Data for this exercise:
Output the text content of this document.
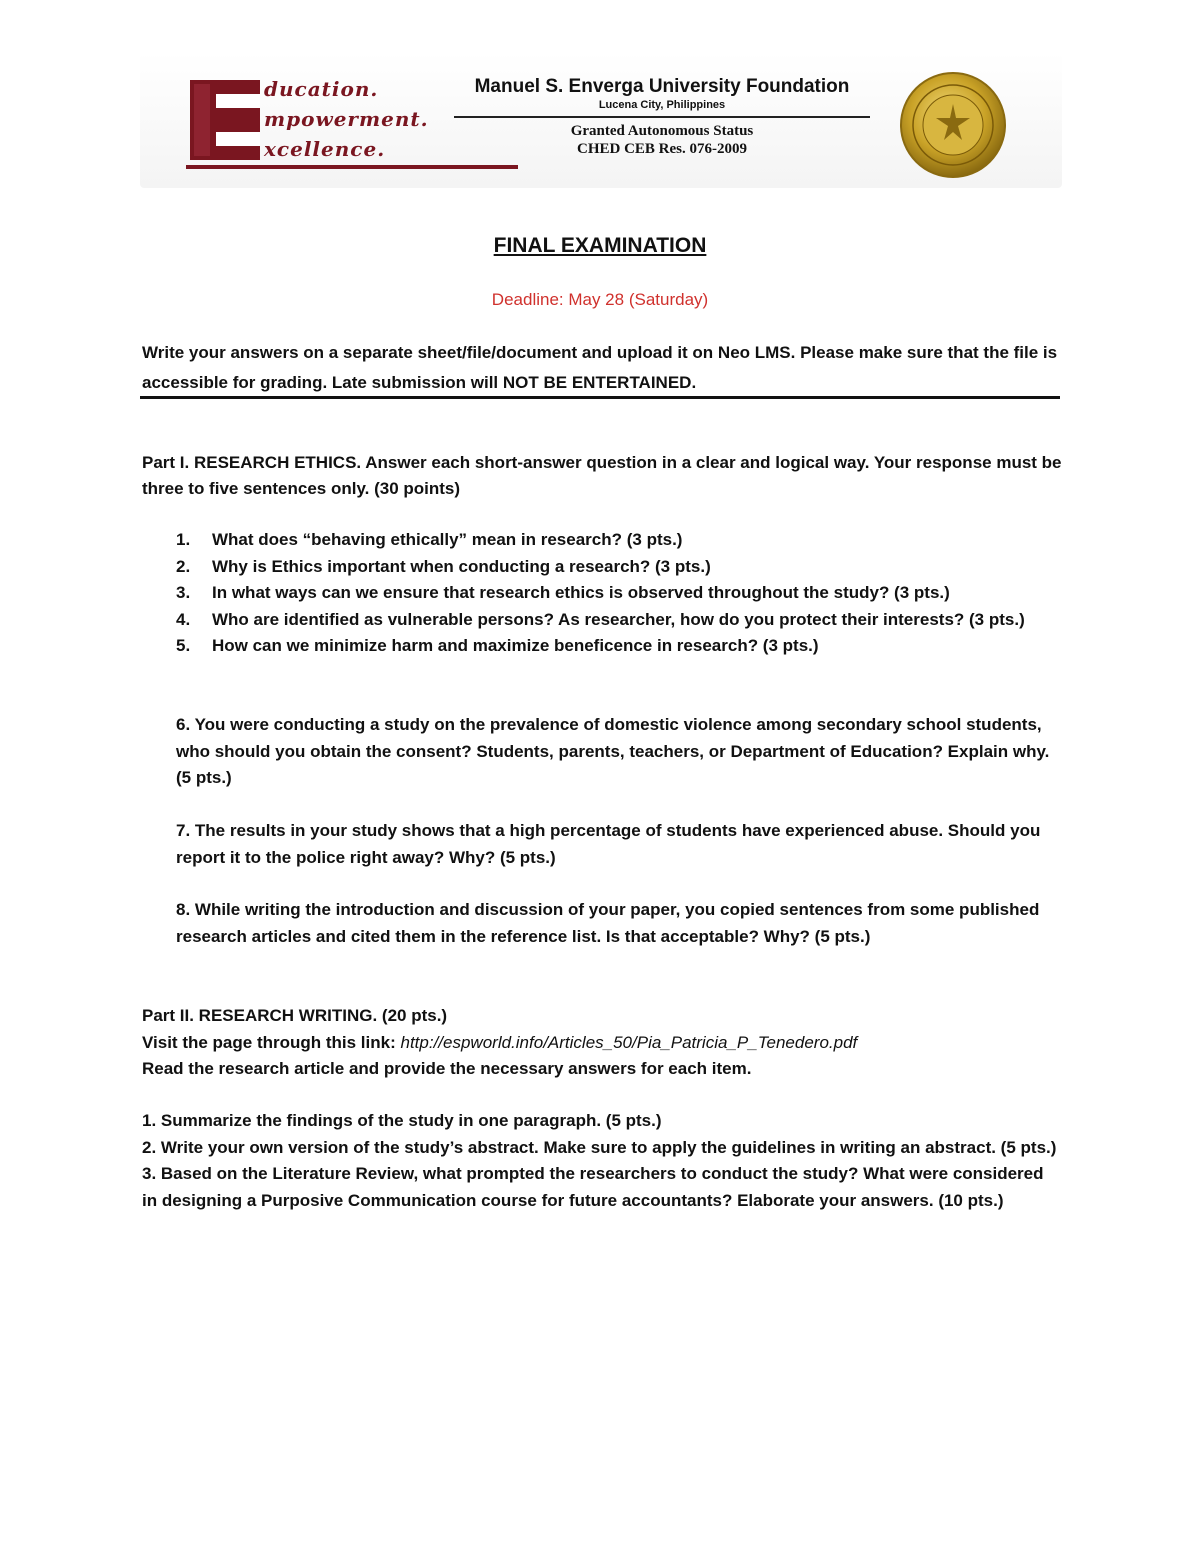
ducation.
mpowerment.
xcellence.
Manuel S. Enverga University Foundation
Lucena City, Philippines
Granted Autonomous Status
CHED CEB Res. 076-2009
FINAL EXAMINATION
Deadline: May 28 (Saturday)
Write your answers on a separate sheet/file/document and upload it on Neo LMS. Please make sure that the file is accessible for grading. Late submission will NOT BE ENTERTAINED.
Part I. RESEARCH ETHICS. Answer each short-answer question in a clear and logical way. Your response must be three to five sentences only. (30 points)
1.	What does “behaving ethically” mean in research? (3 pts.)
2.	Why is Ethics important when conducting a research? (3 pts.)
3.	In what ways can we ensure that research ethics is observed throughout the study? (3 pts.)
4.	Who are identified as vulnerable persons? As researcher, how do you protect their interests? (3 pts.)
5.	How can we minimize harm and maximize beneficence in research? (3 pts.)
6. You were conducting a study on the prevalence of domestic violence among secondary school students, who should you obtain the consent? Students, parents, teachers, or Department of Education? Explain why. (5 pts.)
7. The results in your study shows that a high percentage of students have experienced abuse. Should you report it to the police right away? Why? (5 pts.)
8. While writing the introduction and discussion of your paper, you copied sentences from some published research articles and cited them in the reference list. Is that acceptable? Why? (5 pts.)
Part II. RESEARCH WRITING. (20 pts.)
Visit the page through this link: http://espworld.info/Articles_50/Pia_Patricia_P_Tenedero.pdf
Read the research article and provide the necessary answers for each item.
1. Summarize the findings of the study in one paragraph. (5 pts.)
2. Write your own version of the study’s abstract. Make sure to apply the guidelines in writing an abstract. (5 pts.)
3. Based on the Literature Review, what prompted the researchers to conduct the study? What were considered in designing a Purposive Communication course for future accountants? Elaborate your answers. (10 pts.)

Exercise brief:
Write out the entries above word for word. Do not include the pictures.

Final result:
Output the text content of this document.
ducation.
mpowerment.
xcellence.
Manuel S. Enverga University Foundation
Lucena City, Philippines
Granted Autonomous Status
CHED CEB Res. 076-2009
FINAL EXAMINATION
Deadline: May 28 (Saturday)
Write your answers on a separate sheet/file/document and upload it on Neo LMS. Please make sure that the file is accessible for grading. Late submission will NOT BE ENTERTAINED.
Part I. RESEARCH ETHICS. Answer each short-answer question in a clear and logical way. Your response must be three to five sentences only. (30 points)
1.	What does “behaving ethically” mean in research? (3 pts.)
2.	Why is Ethics important when conducting a research? (3 pts.)
3.	In what ways can we ensure that research ethics is observed throughout the study? (3 pts.)
4.	Who are identified as vulnerable persons? As researcher, how do you protect their interests? (3 pts.)
5.	How can we minimize harm and maximize beneficence in research? (3 pts.)
6. You were conducting a study on the prevalence of domestic violence among secondary school students, who should you obtain the consent? Students, parents, teachers, or Department of Education? Explain why. (5 pts.)
7. The results in your study shows that a high percentage of students have experienced abuse. Should you report it to the police right away? Why? (5 pts.)
8. While writing the introduction and discussion of your paper, you copied sentences from some published research articles and cited them in the reference list. Is that acceptable? Why? (5 pts.)
Part II. RESEARCH WRITING. (20 pts.)
Visit the page through this link: http://espworld.info/Articles_50/Pia_Patricia_P_Tenedero.pdf
Read the research article and provide the necessary answers for each item.
1. Summarize the findings of the study in one paragraph. (5 pts.)
2. Write your own version of the study’s abstract. Make sure to apply the guidelines in writing an abstract. (5 pts.)
3. Based on the Literature Review, what prompted the researchers to conduct the study? What were considered in designing a Purposive Communication course for future accountants? Elaborate your answers. (10 pts.)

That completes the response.